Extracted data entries

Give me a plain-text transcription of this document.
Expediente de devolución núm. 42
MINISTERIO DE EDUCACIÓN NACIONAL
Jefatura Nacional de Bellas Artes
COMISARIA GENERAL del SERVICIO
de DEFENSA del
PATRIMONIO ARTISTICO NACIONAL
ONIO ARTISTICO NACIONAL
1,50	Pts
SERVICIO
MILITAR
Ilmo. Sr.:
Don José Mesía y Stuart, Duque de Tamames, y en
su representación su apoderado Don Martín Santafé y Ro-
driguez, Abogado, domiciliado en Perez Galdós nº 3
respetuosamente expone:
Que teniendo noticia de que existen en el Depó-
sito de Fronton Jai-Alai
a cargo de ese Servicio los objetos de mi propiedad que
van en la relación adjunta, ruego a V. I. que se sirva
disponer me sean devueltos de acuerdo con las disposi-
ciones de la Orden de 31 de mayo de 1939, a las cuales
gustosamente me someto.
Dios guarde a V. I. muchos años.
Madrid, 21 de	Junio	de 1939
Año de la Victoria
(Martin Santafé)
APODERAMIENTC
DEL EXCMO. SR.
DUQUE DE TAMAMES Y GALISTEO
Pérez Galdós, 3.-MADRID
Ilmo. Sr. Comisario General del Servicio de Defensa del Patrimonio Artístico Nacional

#### WORK TO DO:
Restate each record exactly as written.

#### WORKED SOLUTION:
Give me a plain-text transcription of this document.
Expediente de devolución núm. 42
MINISTERIO DE EDUCACIÓN NACIONAL
Jefatura Nacional de Bellas Artes
COMISARIA GENERAL del SERVICIO
de DEFENSA del
PATRIMONIO ARTISTICO NACIONAL
ONIO ARTISTICO NACIONAL
1,50	Pts
SERVICIO
MILITAR
Ilmo. Sr.:
Don José Mesía y Stuart, Duque de Tamames, y en
su representación su apoderado Don Martín Santafé y Ro-
driguez, Abogado, domiciliado en Perez Galdós nº 3
respetuosamente expone:
Que teniendo noticia de que existen en el Depó-
sito de Fronton Jai-Alai
a cargo de ese Servicio los objetos de mi propiedad que
van en la relación adjunta, ruego a V. I. que se sirva
disponer me sean devueltos de acuerdo con las disposi-
ciones de la Orden de 31 de mayo de 1939, a las cuales
gustosamente me someto.
Dios guarde a V. I. muchos años.
Madrid, 21 de	Junio	de 1939
Año de la Victoria
(Martin Santafé)
APODERAMIENTC
DEL EXCMO. SR.
DUQUE DE TAMAMES Y GALISTEO
Pérez Galdós, 3.-MADRID
Ilmo. Sr. Comisario General del Servicio de Defensa del Patrimonio Artístico Nacional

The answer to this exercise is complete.